• [What you should do] Each line that holds the word "членом" counts once; give the total number of such lines and nothing else.

####################

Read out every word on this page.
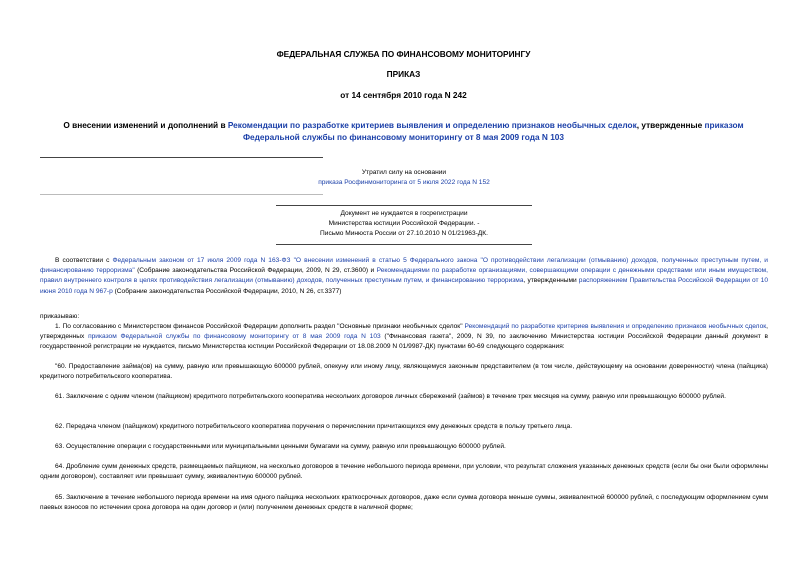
ФЕДЕРАЛЬНАЯ СЛУЖБА ПО ФИНАНСОВОМУ МОНИТОРИНГУ
ПРИКАЗ
от 14 сентября 2010 года N 242
О внесении изменений и дополнений в Рекомендации по разработке критериев выявления и определению признаков необычных сделок, утвержденные приказом Федеральной службы по финансовому мониторингу от 8 мая 2009 года N 103
Утратил силу на основании
приказа Росфинмониторинга от 5 июля 2022 года N 152
Документ не нуждается в госрегистрации
Министерства юстиции Российской Федерации. -
Письмо Минюста России от 27.10.2010 N 01/21963-ДК.
В соответствии с Федеральным законом от 17 июля 2009 года N 163-ФЗ "О внесении изменений в статью 5 Федерального закона "О противодействии легализации (отмыванию) доходов, полученных преступным путем, и финансированию терроризма" (Собрание законодательства Российской Федерации, 2009, N 29, ст.3600) и Рекомендациями по разработке организациями, совершающими операции с денежными средствами или иным имуществом, правил внутреннего контроля в целях противодействия легализации (отмыванию) доходов, полученных преступным путем, и финансированию терроризма, утвержденными распоряжением Правительства Российской Федерации от 10 июня 2010 года N 967-р (Собрание законодательства Российской Федерации, 2010, N 26, ст.3377)
приказываю:
1. По согласованию с Министерством финансов Российской Федерации дополнить раздел "Основные признаки необычных сделок" Рекомендаций по разработке критериев выявления и определению признаков необычных сделок, утвержденных приказом Федеральной службы по финансовому мониторингу от 8 мая 2009 года N 103 ("Финансовая газета", 2009, N 39, по заключению Министерства юстиции Российской Федерации данный документ в государственной регистрации не нуждается, письмо Министерства юстиции Российской Федерации от 18.08.2009 N 01/9987-ДК) пунктами 60-69 следующего содержания:
"60. Предоставление займа(ов) на сумму, равную или превышающую 600000 рублей, опекуну или иному лицу, являющемуся законным представителем (в том числе, действующему на основании доверенности) члена (пайщика) кредитного потребительского кооператива.
61. Заключение с одним членом (пайщиком) кредитного потребительского кооператива нескольких договоров личных сбережений (займов) в течение трех месяцев на сумму, равную или превышающую 600000 рублей.
62. Передача членом (пайщиком) кредитного потребительского кооператива поручения о перечислении причитающихся ему денежных средств в пользу третьего лица.
63. Осуществление операции с государственными или муниципальными ценными бумагами на сумму, равную или превышающую 600000 рублей.
64. Дробление сумм денежных средств, размещаемых пайщиком, на несколько договоров в течение небольшого периода времени, при условии, что результат сложения указанных денежных средств (если бы они были оформлены одним договором), составляет или превышает сумму, эквивалентную 600000 рублей.
65. Заключение в течение небольшого периода времени на имя одного пайщика нескольких краткосрочных договоров, даже если сумма договора меньше суммы, эквивалентной 600000 рублей, с последующим оформлением сумм паевых взносов по истечении срока договора на один договор и (или) получением денежных средств в наличной форме;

####################

• [The completed task] 2